RECORDS SUPPLIED >>
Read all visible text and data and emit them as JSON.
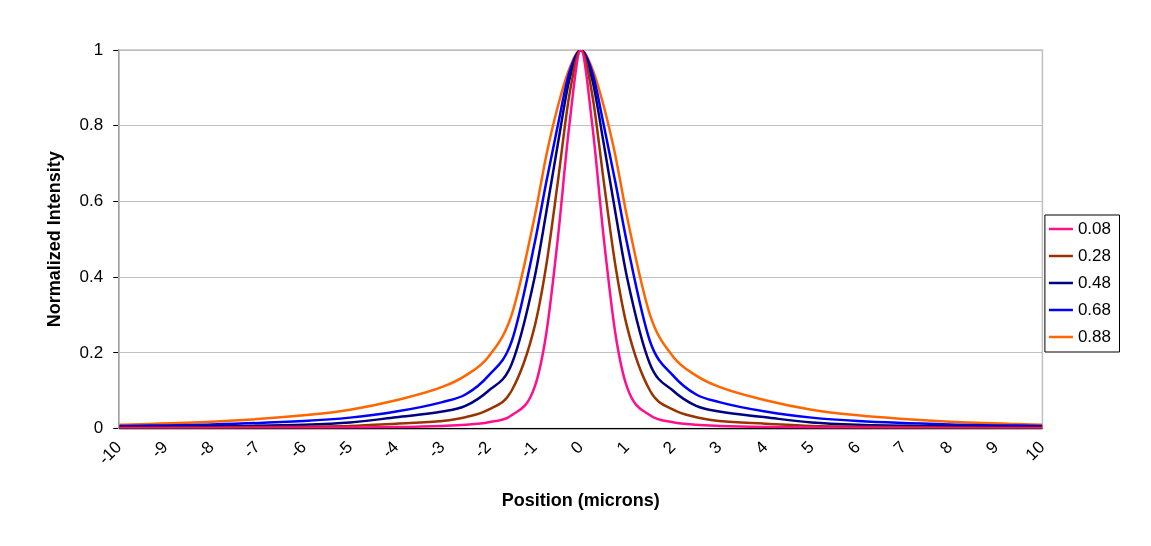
{
  "chart_data": {
    "type": "line",
    "xlabel": "Position (microns)",
    "ylabel": "Normalized Intensity",
    "x": [
      -10,
      -8,
      -6,
      -5,
      -4,
      -3,
      -2.5,
      -2,
      -1.5,
      -1,
      -0.75,
      -0.5,
      -0.25,
      0,
      0.25,
      0.5,
      0.75,
      1,
      1.5,
      2,
      2.5,
      3,
      4,
      5,
      6,
      8,
      10
    ],
    "series": [
      {
        "name": "0.08",
        "color": "#ff0f8c",
        "values": [
          0.001,
          0.001,
          0.002,
          0.003,
          0.004,
          0.007,
          0.01,
          0.017,
          0.035,
          0.11,
          0.25,
          0.5,
          0.8,
          1,
          0.8,
          0.5,
          0.25,
          0.11,
          0.035,
          0.017,
          0.01,
          0.007,
          0.004,
          0.003,
          0.002,
          0.001,
          0.001
        ]
      },
      {
        "name": "0.28",
        "color": "#993300",
        "values": [
          0.002,
          0.003,
          0.005,
          0.007,
          0.013,
          0.02,
          0.03,
          0.05,
          0.1,
          0.27,
          0.43,
          0.65,
          0.88,
          1,
          0.88,
          0.65,
          0.43,
          0.27,
          0.1,
          0.05,
          0.03,
          0.02,
          0.013,
          0.007,
          0.005,
          0.003,
          0.002
        ]
      },
      {
        "name": "0.48",
        "color": "#000080",
        "values": [
          0.004,
          0.006,
          0.01,
          0.016,
          0.03,
          0.045,
          0.06,
          0.1,
          0.17,
          0.4,
          0.57,
          0.75,
          0.92,
          1,
          0.92,
          0.75,
          0.57,
          0.4,
          0.17,
          0.1,
          0.06,
          0.045,
          0.03,
          0.016,
          0.01,
          0.006,
          0.004
        ]
      },
      {
        "name": "0.68",
        "color": "#0000ff",
        "values": [
          0.007,
          0.011,
          0.02,
          0.029,
          0.045,
          0.07,
          0.09,
          0.14,
          0.23,
          0.49,
          0.65,
          0.8,
          0.94,
          1,
          0.94,
          0.8,
          0.65,
          0.49,
          0.23,
          0.14,
          0.09,
          0.07,
          0.045,
          0.029,
          0.02,
          0.011,
          0.007
        ]
      },
      {
        "name": "0.88",
        "color": "#ff6600",
        "values": [
          0.01,
          0.018,
          0.035,
          0.05,
          0.075,
          0.11,
          0.14,
          0.19,
          0.3,
          0.56,
          0.72,
          0.85,
          0.95,
          1,
          0.95,
          0.85,
          0.72,
          0.56,
          0.3,
          0.19,
          0.14,
          0.11,
          0.075,
          0.05,
          0.035,
          0.018,
          0.01
        ]
      }
    ],
    "xlim": [
      -10,
      10
    ],
    "xticks": [
      -10,
      -9,
      -8,
      -7,
      -6,
      -5,
      -4,
      -3,
      -2,
      -1,
      0,
      1,
      2,
      3,
      4,
      5,
      6,
      7,
      8,
      9,
      10
    ],
    "ylim": [
      0,
      1
    ],
    "yticks": [
      0,
      0.2,
      0.4,
      0.6,
      0.8,
      1
    ],
    "grid": "y",
    "legend": "right",
    "marker": "none",
    "line_style": "solid"
  }
}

THE TASK >>
Copy the records word for word, leaving no picture in the copy.

THE COMPLETED TASK >>
Read all visible text and data and emit them as JSON.
{
  "chart_data": {
    "type": "line",
    "xlabel": "Position (microns)",
    "ylabel": "Normalized Intensity",
    "x": [
      -10,
      -8,
      -6,
      -5,
      -4,
      -3,
      -2.5,
      -2,
      -1.5,
      -1,
      -0.75,
      -0.5,
      -0.25,
      0,
      0.25,
      0.5,
      0.75,
      1,
      1.5,
      2,
      2.5,
      3,
      4,
      5,
      6,
      8,
      10
    ],
    "series": [
      {
        "name": "0.08",
        "color": "#ff0f8c",
        "values": [
          0.001,
          0.001,
          0.002,
          0.003,
          0.004,
          0.007,
          0.01,
          0.017,
          0.035,
          0.11,
          0.25,
          0.5,
          0.8,
          1,
          0.8,
          0.5,
          0.25,
          0.11,
          0.035,
          0.017,
          0.01,
          0.007,
          0.004,
          0.003,
          0.002,
          0.001,
          0.001
        ]
      },
      {
        "name": "0.28",
        "color": "#993300",
        "values": [
          0.002,
          0.003,
          0.005,
          0.007,
          0.013,
          0.02,
          0.03,
          0.05,
          0.1,
          0.27,
          0.43,
          0.65,
          0.88,
          1,
          0.88,
          0.65,
          0.43,
          0.27,
          0.1,
          0.05,
          0.03,
          0.02,
          0.013,
          0.007,
          0.005,
          0.003,
          0.002
        ]
      },
      {
        "name": "0.48",
        "color": "#000080",
        "values": [
          0.004,
          0.006,
          0.01,
          0.016,
          0.03,
          0.045,
          0.06,
          0.1,
          0.17,
          0.4,
          0.57,
          0.75,
          0.92,
          1,
          0.92,
          0.75,
          0.57,
          0.4,
          0.17,
          0.1,
          0.06,
          0.045,
          0.03,
          0.016,
          0.01,
          0.006,
          0.004
        ]
      },
      {
        "name": "0.68",
        "color": "#0000ff",
        "values": [
          0.007,
          0.011,
          0.02,
          0.029,
          0.045,
          0.07,
          0.09,
          0.14,
          0.23,
          0.49,
          0.65,
          0.8,
          0.94,
          1,
          0.94,
          0.8,
          0.65,
          0.49,
          0.23,
          0.14,
          0.09,
          0.07,
          0.045,
          0.029,
          0.02,
          0.011,
          0.007
        ]
      },
      {
        "name": "0.88",
        "color": "#ff6600",
        "values": [
          0.01,
          0.018,
          0.035,
          0.05,
          0.075,
          0.11,
          0.14,
          0.19,
          0.3,
          0.56,
          0.72,
          0.85,
          0.95,
          1,
          0.95,
          0.85,
          0.72,
          0.56,
          0.3,
          0.19,
          0.14,
          0.11,
          0.075,
          0.05,
          0.035,
          0.018,
          0.01
        ]
      }
    ],
    "xlim": [
      -10,
      10
    ],
    "xticks": [
      -10,
      -9,
      -8,
      -7,
      -6,
      -5,
      -4,
      -3,
      -2,
      -1,
      0,
      1,
      2,
      3,
      4,
      5,
      6,
      7,
      8,
      9,
      10
    ],
    "ylim": [
      0,
      1
    ],
    "yticks": [
      0,
      0.2,
      0.4,
      0.6,
      0.8,
      1
    ],
    "grid": "y",
    "legend": "right",
    "marker": "none",
    "line_style": "solid"
  }
}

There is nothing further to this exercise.